» **AIM**:
The records that follow are to be repeated without alteration.

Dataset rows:
** Start **
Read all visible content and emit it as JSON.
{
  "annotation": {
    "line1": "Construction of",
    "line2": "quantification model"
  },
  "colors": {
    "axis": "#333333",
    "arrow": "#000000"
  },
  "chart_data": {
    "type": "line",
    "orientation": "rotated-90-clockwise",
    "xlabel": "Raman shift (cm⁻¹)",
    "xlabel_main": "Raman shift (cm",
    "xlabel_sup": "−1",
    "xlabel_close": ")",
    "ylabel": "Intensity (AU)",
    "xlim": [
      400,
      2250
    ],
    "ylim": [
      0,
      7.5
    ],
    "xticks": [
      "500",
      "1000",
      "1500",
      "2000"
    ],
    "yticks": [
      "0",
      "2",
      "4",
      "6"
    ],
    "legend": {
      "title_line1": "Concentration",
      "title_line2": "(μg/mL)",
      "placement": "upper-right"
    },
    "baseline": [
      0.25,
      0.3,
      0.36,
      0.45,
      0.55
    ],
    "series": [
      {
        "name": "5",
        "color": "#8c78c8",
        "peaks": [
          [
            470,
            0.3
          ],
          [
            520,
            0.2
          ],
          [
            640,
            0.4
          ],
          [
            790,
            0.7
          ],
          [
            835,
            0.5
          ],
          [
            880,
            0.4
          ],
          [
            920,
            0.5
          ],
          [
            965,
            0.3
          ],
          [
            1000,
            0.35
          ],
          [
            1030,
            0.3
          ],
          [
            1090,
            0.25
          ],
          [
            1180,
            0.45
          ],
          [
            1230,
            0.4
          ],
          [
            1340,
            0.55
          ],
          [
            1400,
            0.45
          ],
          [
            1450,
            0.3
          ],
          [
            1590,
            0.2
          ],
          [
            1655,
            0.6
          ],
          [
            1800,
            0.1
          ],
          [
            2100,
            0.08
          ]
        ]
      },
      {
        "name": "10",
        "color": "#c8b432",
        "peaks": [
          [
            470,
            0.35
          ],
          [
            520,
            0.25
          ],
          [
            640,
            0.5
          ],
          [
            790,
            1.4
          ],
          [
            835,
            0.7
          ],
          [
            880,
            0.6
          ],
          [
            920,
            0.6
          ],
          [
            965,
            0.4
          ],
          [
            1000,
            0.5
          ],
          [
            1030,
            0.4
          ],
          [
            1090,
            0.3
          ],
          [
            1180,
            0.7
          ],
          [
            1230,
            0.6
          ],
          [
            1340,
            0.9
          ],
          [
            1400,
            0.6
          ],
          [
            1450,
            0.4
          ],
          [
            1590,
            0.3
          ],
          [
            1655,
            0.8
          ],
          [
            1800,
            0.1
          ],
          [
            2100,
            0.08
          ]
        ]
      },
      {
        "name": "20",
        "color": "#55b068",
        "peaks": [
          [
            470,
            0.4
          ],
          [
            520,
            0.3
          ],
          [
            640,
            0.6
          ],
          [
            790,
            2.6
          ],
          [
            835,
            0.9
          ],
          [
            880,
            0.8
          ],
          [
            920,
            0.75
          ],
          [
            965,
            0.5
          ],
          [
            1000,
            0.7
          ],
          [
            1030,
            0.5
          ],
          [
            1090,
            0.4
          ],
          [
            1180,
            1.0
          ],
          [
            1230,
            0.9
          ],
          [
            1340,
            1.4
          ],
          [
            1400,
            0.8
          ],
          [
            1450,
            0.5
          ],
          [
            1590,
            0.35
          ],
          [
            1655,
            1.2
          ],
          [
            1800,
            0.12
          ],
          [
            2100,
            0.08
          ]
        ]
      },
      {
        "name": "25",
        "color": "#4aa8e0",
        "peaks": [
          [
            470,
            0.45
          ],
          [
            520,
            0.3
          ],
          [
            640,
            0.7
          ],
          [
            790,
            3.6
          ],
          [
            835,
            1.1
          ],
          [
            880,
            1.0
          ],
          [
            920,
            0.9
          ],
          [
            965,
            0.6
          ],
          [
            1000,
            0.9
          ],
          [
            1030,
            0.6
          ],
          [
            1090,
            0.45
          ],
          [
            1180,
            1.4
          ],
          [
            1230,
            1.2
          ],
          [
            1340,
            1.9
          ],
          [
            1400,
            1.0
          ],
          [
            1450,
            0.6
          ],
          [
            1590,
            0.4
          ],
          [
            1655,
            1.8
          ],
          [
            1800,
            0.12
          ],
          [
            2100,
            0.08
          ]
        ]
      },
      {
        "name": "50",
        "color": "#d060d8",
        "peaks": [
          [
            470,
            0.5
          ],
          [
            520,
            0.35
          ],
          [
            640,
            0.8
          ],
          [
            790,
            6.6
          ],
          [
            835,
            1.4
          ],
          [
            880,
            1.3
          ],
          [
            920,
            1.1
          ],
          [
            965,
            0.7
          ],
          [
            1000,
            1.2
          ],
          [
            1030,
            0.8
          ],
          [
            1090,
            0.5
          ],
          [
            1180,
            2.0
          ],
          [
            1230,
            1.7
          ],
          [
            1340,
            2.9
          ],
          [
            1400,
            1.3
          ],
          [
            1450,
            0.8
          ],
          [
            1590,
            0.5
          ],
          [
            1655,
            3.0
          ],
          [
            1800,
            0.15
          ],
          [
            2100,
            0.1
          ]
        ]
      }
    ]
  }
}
** End **
» **FULL OUTPUT**:
Read all visible content and emit it as JSON.
{
  "annotation": {
    "line1": "Construction of",
    "line2": "quantification model"
  },
  "colors": {
    "axis": "#333333",
    "arrow": "#000000"
  },
  "chart_data": {
    "type": "line",
    "orientation": "rotated-90-clockwise",
    "xlabel": "Raman shift (cm⁻¹)",
    "xlabel_main": "Raman shift (cm",
    "xlabel_sup": "−1",
    "xlabel_close": ")",
    "ylabel": "Intensity (AU)",
    "xlim": [
      400,
      2250
    ],
    "ylim": [
      0,
      7.5
    ],
    "xticks": [
      "500",
      "1000",
      "1500",
      "2000"
    ],
    "yticks": [
      "0",
      "2",
      "4",
      "6"
    ],
    "legend": {
      "title_line1": "Concentration",
      "title_line2": "(μg/mL)",
      "placement": "upper-right"
    },
    "baseline": [
      0.25,
      0.3,
      0.36,
      0.45,
      0.55
    ],
    "series": [
      {
        "name": "5",
        "color": "#8c78c8",
        "peaks": [
          [
            470,
            0.3
          ],
          [
            520,
            0.2
          ],
          [
            640,
            0.4
          ],
          [
            790,
            0.7
          ],
          [
            835,
            0.5
          ],
          [
            880,
            0.4
          ],
          [
            920,
            0.5
          ],
          [
            965,
            0.3
          ],
          [
            1000,
            0.35
          ],
          [
            1030,
            0.3
          ],
          [
            1090,
            0.25
          ],
          [
            1180,
            0.45
          ],
          [
            1230,
            0.4
          ],
          [
            1340,
            0.55
          ],
          [
            1400,
            0.45
          ],
          [
            1450,
            0.3
          ],
          [
            1590,
            0.2
          ],
          [
            1655,
            0.6
          ],
          [
            1800,
            0.1
          ],
          [
            2100,
            0.08
          ]
        ]
      },
      {
        "name": "10",
        "color": "#c8b432",
        "peaks": [
          [
            470,
            0.35
          ],
          [
            520,
            0.25
          ],
          [
            640,
            0.5
          ],
          [
            790,
            1.4
          ],
          [
            835,
            0.7
          ],
          [
            880,
            0.6
          ],
          [
            920,
            0.6
          ],
          [
            965,
            0.4
          ],
          [
            1000,
            0.5
          ],
          [
            1030,
            0.4
          ],
          [
            1090,
            0.3
          ],
          [
            1180,
            0.7
          ],
          [
            1230,
            0.6
          ],
          [
            1340,
            0.9
          ],
          [
            1400,
            0.6
          ],
          [
            1450,
            0.4
          ],
          [
            1590,
            0.3
          ],
          [
            1655,
            0.8
          ],
          [
            1800,
            0.1
          ],
          [
            2100,
            0.08
          ]
        ]
      },
      {
        "name": "20",
        "color": "#55b068",
        "peaks": [
          [
            470,
            0.4
          ],
          [
            520,
            0.3
          ],
          [
            640,
            0.6
          ],
          [
            790,
            2.6
          ],
          [
            835,
            0.9
          ],
          [
            880,
            0.8
          ],
          [
            920,
            0.75
          ],
          [
            965,
            0.5
          ],
          [
            1000,
            0.7
          ],
          [
            1030,
            0.5
          ],
          [
            1090,
            0.4
          ],
          [
            1180,
            1.0
          ],
          [
            1230,
            0.9
          ],
          [
            1340,
            1.4
          ],
          [
            1400,
            0.8
          ],
          [
            1450,
            0.5
          ],
          [
            1590,
            0.35
          ],
          [
            1655,
            1.2
          ],
          [
            1800,
            0.12
          ],
          [
            2100,
            0.08
          ]
        ]
      },
      {
        "name": "25",
        "color": "#4aa8e0",
        "peaks": [
          [
            470,
            0.45
          ],
          [
            520,
            0.3
          ],
          [
            640,
            0.7
          ],
          [
            790,
            3.6
          ],
          [
            835,
            1.1
          ],
          [
            880,
            1.0
          ],
          [
            920,
            0.9
          ],
          [
            965,
            0.6
          ],
          [
            1000,
            0.9
          ],
          [
            1030,
            0.6
          ],
          [
            1090,
            0.45
          ],
          [
            1180,
            1.4
          ],
          [
            1230,
            1.2
          ],
          [
            1340,
            1.9
          ],
          [
            1400,
            1.0
          ],
          [
            1450,
            0.6
          ],
          [
            1590,
            0.4
          ],
          [
            1655,
            1.8
          ],
          [
            1800,
            0.12
          ],
          [
            2100,
            0.08
          ]
        ]
      },
      {
        "name": "50",
        "color": "#d060d8",
        "peaks": [
          [
            470,
            0.5
          ],
          [
            520,
            0.35
          ],
          [
            640,
            0.8
          ],
          [
            790,
            6.6
          ],
          [
            835,
            1.4
          ],
          [
            880,
            1.3
          ],
          [
            920,
            1.1
          ],
          [
            965,
            0.7
          ],
          [
            1000,
            1.2
          ],
          [
            1030,
            0.8
          ],
          [
            1090,
            0.5
          ],
          [
            1180,
            2.0
          ],
          [
            1230,
            1.7
          ],
          [
            1340,
            2.9
          ],
          [
            1400,
            1.3
          ],
          [
            1450,
            0.8
          ],
          [
            1590,
            0.5
          ],
          [
            1655,
            3.0
          ],
          [
            1800,
            0.15
          ],
          [
            2100,
            0.1
          ]
        ]
      }
    ]
  }
}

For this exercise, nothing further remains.